◆ **Problem details**
Please transcribe the records precisely; pictures stay out of your copy.

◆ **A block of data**

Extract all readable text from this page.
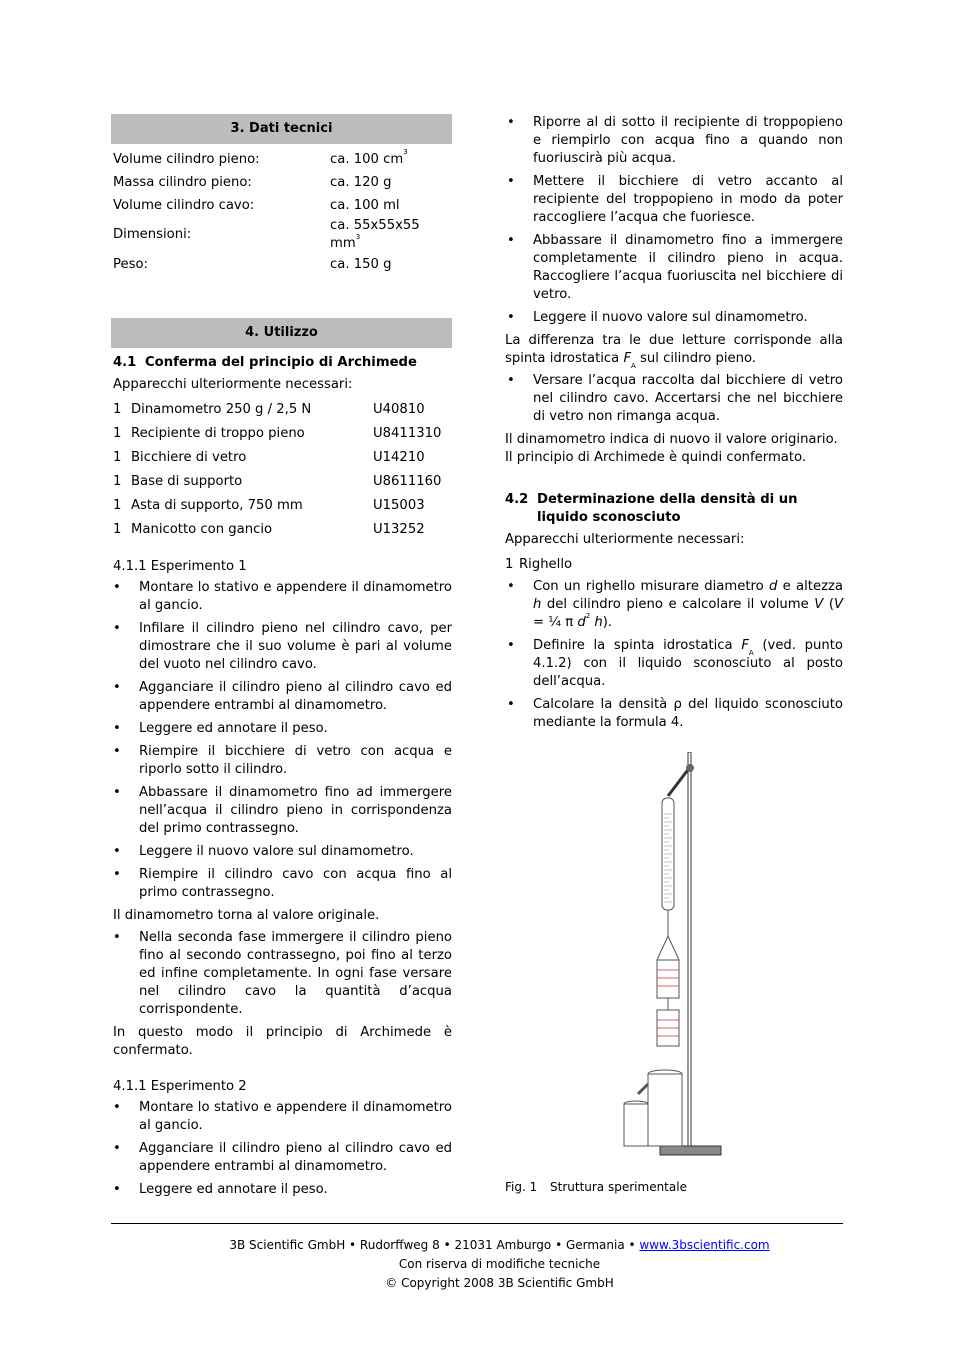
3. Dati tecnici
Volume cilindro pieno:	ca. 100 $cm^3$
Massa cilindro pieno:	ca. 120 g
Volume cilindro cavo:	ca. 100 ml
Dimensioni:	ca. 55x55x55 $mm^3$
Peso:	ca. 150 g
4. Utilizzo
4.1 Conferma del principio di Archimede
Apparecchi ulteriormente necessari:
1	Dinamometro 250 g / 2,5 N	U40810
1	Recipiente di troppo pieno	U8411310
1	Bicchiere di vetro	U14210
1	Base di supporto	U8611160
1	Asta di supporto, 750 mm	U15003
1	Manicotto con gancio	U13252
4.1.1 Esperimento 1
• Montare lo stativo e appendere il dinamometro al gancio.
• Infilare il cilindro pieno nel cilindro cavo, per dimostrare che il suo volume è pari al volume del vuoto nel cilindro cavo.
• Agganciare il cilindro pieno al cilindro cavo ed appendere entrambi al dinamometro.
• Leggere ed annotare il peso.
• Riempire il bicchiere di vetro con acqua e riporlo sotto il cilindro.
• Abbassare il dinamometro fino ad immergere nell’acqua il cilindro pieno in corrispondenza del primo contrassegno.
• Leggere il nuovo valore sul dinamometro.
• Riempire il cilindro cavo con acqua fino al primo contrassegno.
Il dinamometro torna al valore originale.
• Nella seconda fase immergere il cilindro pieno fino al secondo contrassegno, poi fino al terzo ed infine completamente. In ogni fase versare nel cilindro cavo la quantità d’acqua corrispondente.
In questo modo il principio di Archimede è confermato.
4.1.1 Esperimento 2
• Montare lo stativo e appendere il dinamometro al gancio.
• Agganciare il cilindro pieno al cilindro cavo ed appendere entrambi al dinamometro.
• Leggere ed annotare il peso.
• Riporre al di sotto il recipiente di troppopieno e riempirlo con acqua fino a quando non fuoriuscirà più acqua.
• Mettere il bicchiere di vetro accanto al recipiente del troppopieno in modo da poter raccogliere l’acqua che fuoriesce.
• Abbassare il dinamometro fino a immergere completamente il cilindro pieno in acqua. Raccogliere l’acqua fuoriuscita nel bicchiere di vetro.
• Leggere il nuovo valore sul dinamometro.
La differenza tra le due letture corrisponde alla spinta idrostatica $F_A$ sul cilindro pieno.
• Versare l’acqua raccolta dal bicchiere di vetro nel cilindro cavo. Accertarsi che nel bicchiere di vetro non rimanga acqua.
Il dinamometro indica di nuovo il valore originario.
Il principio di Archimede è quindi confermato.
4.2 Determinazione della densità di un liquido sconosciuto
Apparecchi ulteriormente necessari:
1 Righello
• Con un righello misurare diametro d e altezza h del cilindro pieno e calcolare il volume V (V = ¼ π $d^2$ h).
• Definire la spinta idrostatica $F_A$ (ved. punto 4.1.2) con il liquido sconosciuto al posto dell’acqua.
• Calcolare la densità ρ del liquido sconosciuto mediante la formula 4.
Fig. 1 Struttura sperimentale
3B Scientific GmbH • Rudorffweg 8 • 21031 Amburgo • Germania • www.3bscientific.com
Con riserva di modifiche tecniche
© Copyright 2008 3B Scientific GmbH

◆ **Worked answer**
Extract all readable text from this page.
3. Dati tecnici
Volume cilindro pieno:	ca. 100 $cm^3$
Massa cilindro pieno:	ca. 120 g
Volume cilindro cavo:	ca. 100 ml
Dimensioni:	ca. 55x55x55 $mm^3$
Peso:	ca. 150 g
4. Utilizzo
4.1 Conferma del principio di Archimede
Apparecchi ulteriormente necessari:
1	Dinamometro 250 g / 2,5 N	U40810
1	Recipiente di troppo pieno	U8411310
1	Bicchiere di vetro	U14210
1	Base di supporto	U8611160
1	Asta di supporto, 750 mm	U15003
1	Manicotto con gancio	U13252
4.1.1 Esperimento 1
• Montare lo stativo e appendere il dinamometro al gancio.
• Infilare il cilindro pieno nel cilindro cavo, per dimostrare che il suo volume è pari al volume del vuoto nel cilindro cavo.
• Agganciare il cilindro pieno al cilindro cavo ed appendere entrambi al dinamometro.
• Leggere ed annotare il peso.
• Riempire il bicchiere di vetro con acqua e riporlo sotto il cilindro.
• Abbassare il dinamometro fino ad immergere nell’acqua il cilindro pieno in corrispondenza del primo contrassegno.
• Leggere il nuovo valore sul dinamometro.
• Riempire il cilindro cavo con acqua fino al primo contrassegno.
Il dinamometro torna al valore originale.
• Nella seconda fase immergere il cilindro pieno fino al secondo contrassegno, poi fino al terzo ed infine completamente. In ogni fase versare nel cilindro cavo la quantità d’acqua corrispondente.
In questo modo il principio di Archimede è confermato.
4.1.1 Esperimento 2
• Montare lo stativo e appendere il dinamometro al gancio.
• Agganciare il cilindro pieno al cilindro cavo ed appendere entrambi al dinamometro.
• Leggere ed annotare il peso.
• Riporre al di sotto il recipiente di troppopieno e riempirlo con acqua fino a quando non fuoriuscirà più acqua.
• Mettere il bicchiere di vetro accanto al recipiente del troppopieno in modo da poter raccogliere l’acqua che fuoriesce.
• Abbassare il dinamometro fino a immergere completamente il cilindro pieno in acqua. Raccogliere l’acqua fuoriuscita nel bicchiere di vetro.
• Leggere il nuovo valore sul dinamometro.
La differenza tra le due letture corrisponde alla spinta idrostatica $F_A$ sul cilindro pieno.
• Versare l’acqua raccolta dal bicchiere di vetro nel cilindro cavo. Accertarsi che nel bicchiere di vetro non rimanga acqua.
Il dinamometro indica di nuovo il valore originario.
Il principio di Archimede è quindi confermato.
4.2 Determinazione della densità di un liquido sconosciuto
Apparecchi ulteriormente necessari:
1 Righello
• Con un righello misurare diametro d e altezza h del cilindro pieno e calcolare il volume V (V = ¼ π $d^2$ h).
• Definire la spinta idrostatica $F_A$ (ved. punto 4.1.2) con il liquido sconosciuto al posto dell’acqua.
• Calcolare la densità ρ del liquido sconosciuto mediante la formula 4.
Fig. 1 Struttura sperimentale
3B Scientific GmbH • Rudorffweg 8 • 21031 Amburgo • Germania • www.3bscientific.com
Con riserva di modifiche tecniche
© Copyright 2008 3B Scientific GmbH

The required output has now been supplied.